Data:
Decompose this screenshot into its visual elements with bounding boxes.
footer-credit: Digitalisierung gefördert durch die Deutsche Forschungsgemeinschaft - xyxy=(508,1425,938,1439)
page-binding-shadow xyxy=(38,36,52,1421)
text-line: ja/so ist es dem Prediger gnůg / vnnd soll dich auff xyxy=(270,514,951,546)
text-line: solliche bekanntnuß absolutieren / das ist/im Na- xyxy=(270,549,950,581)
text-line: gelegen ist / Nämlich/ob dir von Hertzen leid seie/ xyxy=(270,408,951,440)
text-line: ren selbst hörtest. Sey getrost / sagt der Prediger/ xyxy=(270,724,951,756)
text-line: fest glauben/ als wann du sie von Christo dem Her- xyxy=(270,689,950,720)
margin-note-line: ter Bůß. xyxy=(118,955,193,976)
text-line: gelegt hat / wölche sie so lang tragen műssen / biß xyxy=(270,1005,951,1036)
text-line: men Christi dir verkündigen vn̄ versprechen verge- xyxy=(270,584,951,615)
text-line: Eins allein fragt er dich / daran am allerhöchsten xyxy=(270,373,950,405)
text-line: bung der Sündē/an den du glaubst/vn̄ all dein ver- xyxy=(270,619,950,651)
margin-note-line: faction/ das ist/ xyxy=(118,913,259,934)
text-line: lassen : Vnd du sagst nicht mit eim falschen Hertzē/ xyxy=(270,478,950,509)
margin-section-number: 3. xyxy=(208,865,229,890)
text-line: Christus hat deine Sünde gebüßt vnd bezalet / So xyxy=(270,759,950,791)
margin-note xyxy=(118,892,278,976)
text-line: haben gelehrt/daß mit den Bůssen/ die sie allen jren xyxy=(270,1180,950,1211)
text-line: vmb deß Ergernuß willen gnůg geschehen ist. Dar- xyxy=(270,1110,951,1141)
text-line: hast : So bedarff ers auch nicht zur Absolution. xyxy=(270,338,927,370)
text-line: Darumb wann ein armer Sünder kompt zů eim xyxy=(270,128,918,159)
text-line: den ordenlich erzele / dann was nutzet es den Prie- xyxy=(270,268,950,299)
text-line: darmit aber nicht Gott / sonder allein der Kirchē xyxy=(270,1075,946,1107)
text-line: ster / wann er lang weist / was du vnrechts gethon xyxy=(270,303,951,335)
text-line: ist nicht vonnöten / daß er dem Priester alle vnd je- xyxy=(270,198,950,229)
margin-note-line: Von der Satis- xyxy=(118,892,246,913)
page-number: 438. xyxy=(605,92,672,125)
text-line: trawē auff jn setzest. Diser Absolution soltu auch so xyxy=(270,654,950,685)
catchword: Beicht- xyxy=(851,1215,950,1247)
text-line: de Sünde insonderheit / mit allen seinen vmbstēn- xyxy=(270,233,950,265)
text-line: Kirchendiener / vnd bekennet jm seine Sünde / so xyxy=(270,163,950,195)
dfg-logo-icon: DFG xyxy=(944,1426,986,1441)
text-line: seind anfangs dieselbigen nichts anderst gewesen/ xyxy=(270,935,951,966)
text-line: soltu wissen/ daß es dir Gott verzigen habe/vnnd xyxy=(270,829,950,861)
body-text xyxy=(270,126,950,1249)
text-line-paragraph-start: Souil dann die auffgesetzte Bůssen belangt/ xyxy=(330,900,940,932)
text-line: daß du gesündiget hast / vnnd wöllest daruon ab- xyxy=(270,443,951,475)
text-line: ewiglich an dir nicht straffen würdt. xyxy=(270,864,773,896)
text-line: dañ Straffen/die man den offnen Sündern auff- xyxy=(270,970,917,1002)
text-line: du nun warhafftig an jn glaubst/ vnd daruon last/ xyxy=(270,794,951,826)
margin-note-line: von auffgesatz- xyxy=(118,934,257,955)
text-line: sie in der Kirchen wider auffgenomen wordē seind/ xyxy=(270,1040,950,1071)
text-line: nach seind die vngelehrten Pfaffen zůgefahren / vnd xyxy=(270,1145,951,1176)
--
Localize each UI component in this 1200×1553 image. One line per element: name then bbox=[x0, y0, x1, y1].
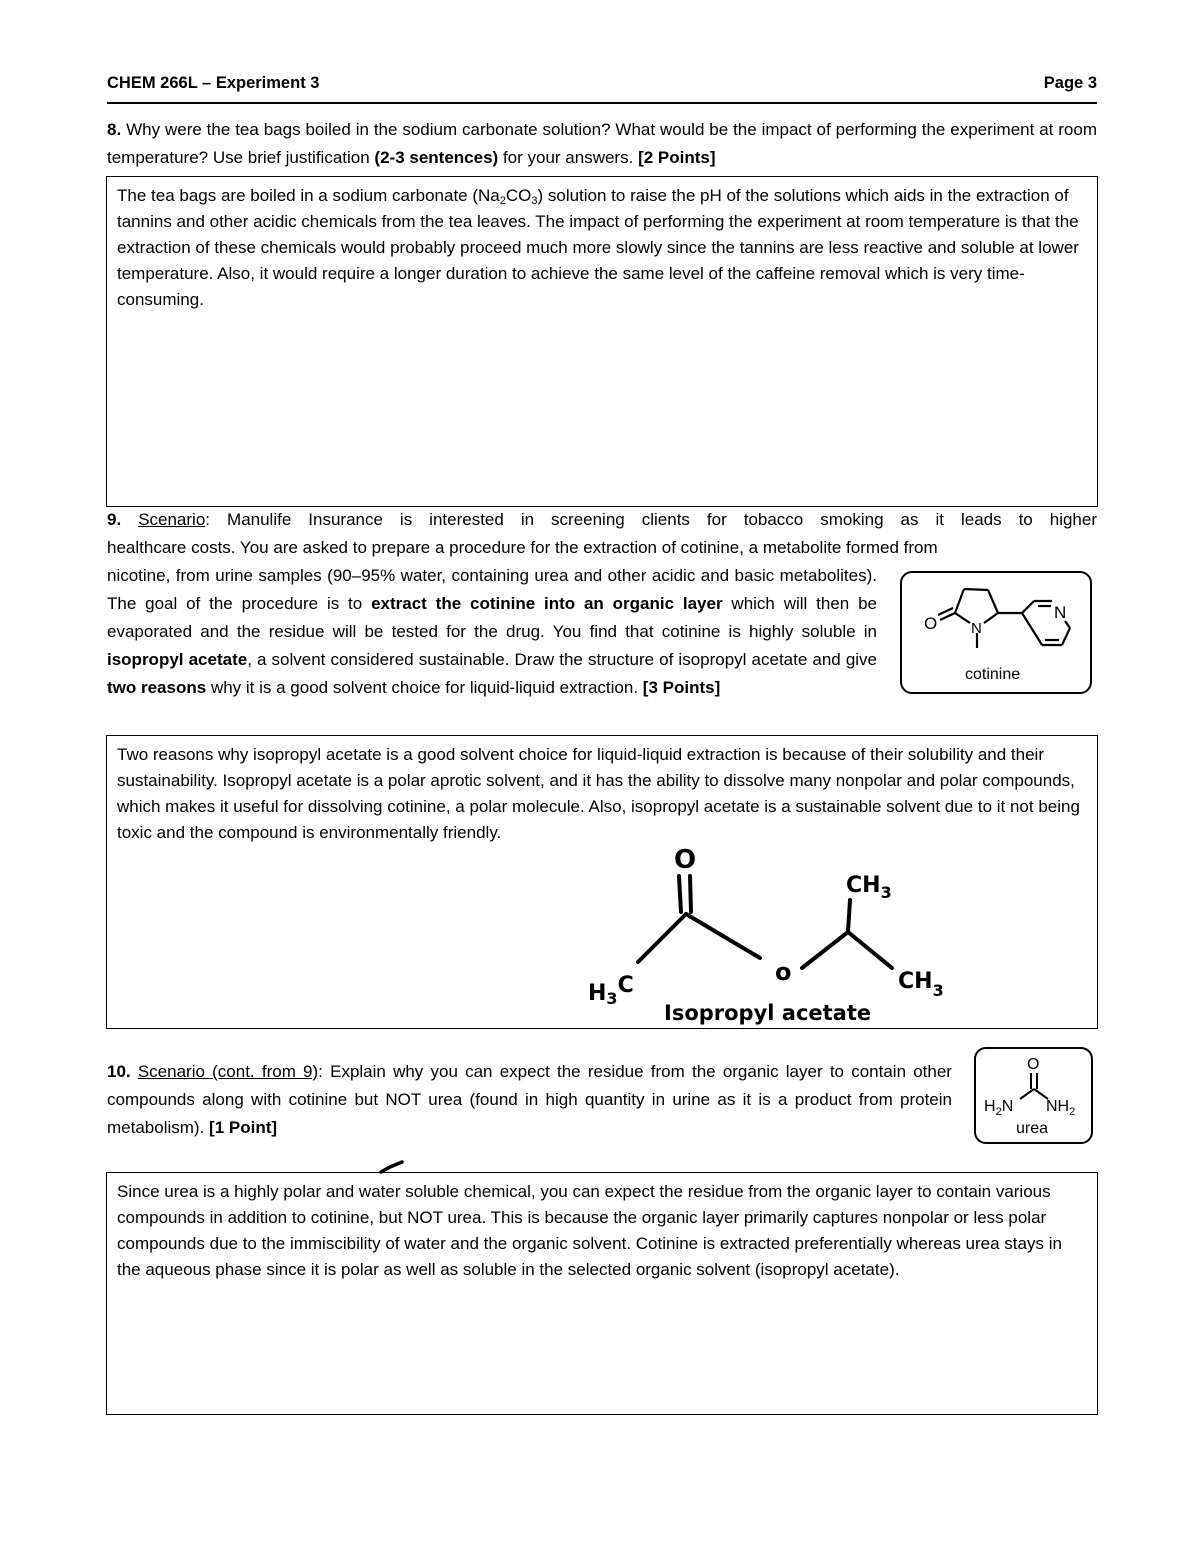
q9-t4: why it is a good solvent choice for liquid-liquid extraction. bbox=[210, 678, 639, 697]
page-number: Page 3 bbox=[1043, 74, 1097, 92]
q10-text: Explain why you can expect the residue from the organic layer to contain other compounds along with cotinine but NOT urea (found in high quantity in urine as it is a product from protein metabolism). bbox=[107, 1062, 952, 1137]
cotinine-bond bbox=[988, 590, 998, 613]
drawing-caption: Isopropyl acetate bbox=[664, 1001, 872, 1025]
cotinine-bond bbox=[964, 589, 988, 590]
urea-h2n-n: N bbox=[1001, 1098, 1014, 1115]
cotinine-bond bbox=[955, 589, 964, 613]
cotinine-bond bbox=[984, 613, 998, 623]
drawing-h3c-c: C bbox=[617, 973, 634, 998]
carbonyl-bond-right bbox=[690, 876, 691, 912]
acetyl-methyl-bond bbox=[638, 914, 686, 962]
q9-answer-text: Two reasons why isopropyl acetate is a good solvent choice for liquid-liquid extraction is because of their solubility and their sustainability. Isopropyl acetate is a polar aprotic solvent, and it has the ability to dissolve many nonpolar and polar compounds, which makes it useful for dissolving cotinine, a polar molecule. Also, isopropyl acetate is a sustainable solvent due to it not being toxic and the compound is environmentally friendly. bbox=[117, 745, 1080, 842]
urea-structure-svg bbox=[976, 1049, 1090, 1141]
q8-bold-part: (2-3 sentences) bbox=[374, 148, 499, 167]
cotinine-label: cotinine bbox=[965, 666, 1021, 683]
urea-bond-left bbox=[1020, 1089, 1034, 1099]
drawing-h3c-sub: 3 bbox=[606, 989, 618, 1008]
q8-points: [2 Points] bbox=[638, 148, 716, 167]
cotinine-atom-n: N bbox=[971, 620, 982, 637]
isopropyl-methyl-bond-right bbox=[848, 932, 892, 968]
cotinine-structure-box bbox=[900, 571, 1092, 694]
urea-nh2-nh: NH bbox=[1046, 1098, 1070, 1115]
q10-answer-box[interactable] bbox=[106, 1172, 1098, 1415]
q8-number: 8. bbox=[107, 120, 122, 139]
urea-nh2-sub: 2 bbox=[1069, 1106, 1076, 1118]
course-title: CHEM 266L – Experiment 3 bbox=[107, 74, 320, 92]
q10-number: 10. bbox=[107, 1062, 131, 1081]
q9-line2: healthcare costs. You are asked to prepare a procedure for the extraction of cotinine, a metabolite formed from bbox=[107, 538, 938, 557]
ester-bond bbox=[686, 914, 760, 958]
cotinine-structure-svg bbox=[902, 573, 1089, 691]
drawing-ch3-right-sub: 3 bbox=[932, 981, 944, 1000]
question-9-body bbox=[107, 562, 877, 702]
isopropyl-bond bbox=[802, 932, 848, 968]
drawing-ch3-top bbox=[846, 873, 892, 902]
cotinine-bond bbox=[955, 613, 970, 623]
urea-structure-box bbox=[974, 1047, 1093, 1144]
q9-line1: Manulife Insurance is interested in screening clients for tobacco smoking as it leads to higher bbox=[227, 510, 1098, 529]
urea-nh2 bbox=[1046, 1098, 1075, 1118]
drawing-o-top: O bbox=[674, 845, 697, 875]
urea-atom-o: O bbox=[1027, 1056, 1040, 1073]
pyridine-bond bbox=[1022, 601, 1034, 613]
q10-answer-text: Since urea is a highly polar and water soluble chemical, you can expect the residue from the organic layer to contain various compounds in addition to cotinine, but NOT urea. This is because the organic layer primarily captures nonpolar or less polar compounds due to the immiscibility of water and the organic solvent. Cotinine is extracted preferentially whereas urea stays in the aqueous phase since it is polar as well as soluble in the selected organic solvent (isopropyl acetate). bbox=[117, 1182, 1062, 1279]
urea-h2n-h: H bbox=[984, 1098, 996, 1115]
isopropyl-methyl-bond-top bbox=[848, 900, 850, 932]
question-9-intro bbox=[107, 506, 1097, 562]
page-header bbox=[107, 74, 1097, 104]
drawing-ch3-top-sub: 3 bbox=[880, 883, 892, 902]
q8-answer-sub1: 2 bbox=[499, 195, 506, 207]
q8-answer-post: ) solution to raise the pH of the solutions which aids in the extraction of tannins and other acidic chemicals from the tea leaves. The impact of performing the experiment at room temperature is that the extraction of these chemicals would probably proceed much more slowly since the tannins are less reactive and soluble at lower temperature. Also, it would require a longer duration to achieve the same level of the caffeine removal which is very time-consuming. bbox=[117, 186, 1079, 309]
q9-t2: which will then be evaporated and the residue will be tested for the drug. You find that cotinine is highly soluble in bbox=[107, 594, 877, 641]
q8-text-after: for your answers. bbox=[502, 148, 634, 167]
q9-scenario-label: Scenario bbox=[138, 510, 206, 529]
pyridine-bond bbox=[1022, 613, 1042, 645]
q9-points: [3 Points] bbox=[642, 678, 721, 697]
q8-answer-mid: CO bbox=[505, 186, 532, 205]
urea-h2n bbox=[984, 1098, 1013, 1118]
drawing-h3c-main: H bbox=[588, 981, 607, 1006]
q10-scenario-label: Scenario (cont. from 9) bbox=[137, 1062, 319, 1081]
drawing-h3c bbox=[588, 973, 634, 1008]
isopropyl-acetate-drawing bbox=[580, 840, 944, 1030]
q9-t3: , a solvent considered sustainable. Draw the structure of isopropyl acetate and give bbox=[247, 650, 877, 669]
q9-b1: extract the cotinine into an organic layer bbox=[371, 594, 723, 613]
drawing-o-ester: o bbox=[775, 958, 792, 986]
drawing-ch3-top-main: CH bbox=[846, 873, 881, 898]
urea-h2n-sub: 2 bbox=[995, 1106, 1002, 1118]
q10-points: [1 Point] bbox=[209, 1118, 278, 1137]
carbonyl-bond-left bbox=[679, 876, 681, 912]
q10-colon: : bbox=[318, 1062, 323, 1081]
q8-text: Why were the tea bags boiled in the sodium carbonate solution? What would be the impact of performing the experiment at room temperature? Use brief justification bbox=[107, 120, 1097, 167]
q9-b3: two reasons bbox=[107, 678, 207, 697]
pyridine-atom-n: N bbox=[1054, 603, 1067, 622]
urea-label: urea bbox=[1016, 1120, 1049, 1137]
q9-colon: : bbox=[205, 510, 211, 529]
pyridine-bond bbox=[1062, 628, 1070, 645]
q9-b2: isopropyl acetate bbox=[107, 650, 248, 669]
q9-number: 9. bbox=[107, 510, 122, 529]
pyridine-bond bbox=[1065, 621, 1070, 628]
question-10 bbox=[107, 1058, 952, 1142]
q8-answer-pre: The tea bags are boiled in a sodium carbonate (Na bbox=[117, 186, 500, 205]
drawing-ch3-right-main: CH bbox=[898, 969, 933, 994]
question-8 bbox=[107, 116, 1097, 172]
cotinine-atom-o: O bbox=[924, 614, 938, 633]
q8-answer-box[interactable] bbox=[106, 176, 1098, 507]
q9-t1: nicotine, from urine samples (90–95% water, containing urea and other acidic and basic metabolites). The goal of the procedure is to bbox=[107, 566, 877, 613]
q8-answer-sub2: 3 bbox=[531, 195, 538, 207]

Required action:
Search the entries above for lines containing the word "that", and copy each one.

Answer to the exercise:
q8-answer-post: ) solution to raise the pH of the solutions which aids in the extraction of tannins and other acidic chemicals from the tea leaves. The impact of performing the experiment at room temperature is that the extraction of these chemicals would probably proceed much more slowly since the tannins are less reactive and soluble at lower temperature. Also, it would require a longer duration to achieve the same level of the caffeine removal which is very time-consuming. bbox=[117, 186, 1079, 309]
q9-t2: which will then be evaporated and the residue will be tested for the drug. You find that cotinine is highly soluble in bbox=[107, 594, 877, 641]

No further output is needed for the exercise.